Given problem
Provide an exact copy of the data, excluding the images.

Stored data entries:
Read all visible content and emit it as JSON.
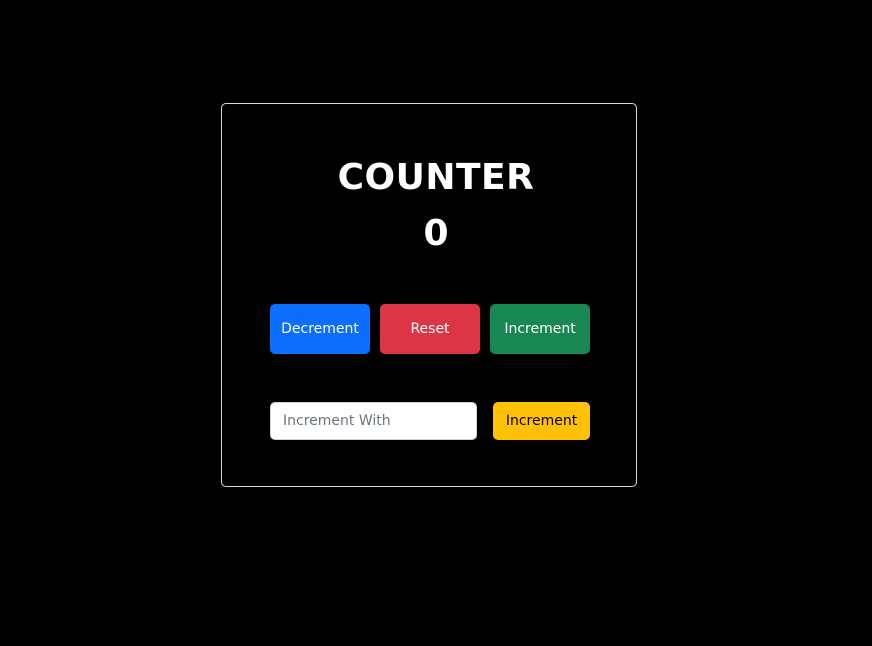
{
  "counter": {
    "title": "COUNTER",
    "value": "0"
  },
  "buttons": {
    "decrement_label": "Decrement",
    "reset_label": "Reset",
    "increment_label": "Increment"
  },
  "increment_with": {
    "placeholder": "Increment With",
    "value": "",
    "button_label": "Increment"
  },
  "colors": {
    "background": "#000000",
    "card_border": "#d9d9d9",
    "decrement": "#0d6efd",
    "reset": "#dc3545",
    "increment": "#198754",
    "increment_with": "#ffc107"
  }
}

Task answer
Read all visible content and emit it as JSON.
{
  "counter": {
    "title": "COUNTER",
    "value": "0"
  },
  "buttons": {
    "decrement_label": "Decrement",
    "reset_label": "Reset",
    "increment_label": "Increment"
  },
  "increment_with": {
    "placeholder": "Increment With",
    "value": "",
    "button_label": "Increment"
  },
  "colors": {
    "background": "#000000",
    "card_border": "#d9d9d9",
    "decrement": "#0d6efd",
    "reset": "#dc3545",
    "increment": "#198754",
    "increment_with": "#ffc107"
  }
}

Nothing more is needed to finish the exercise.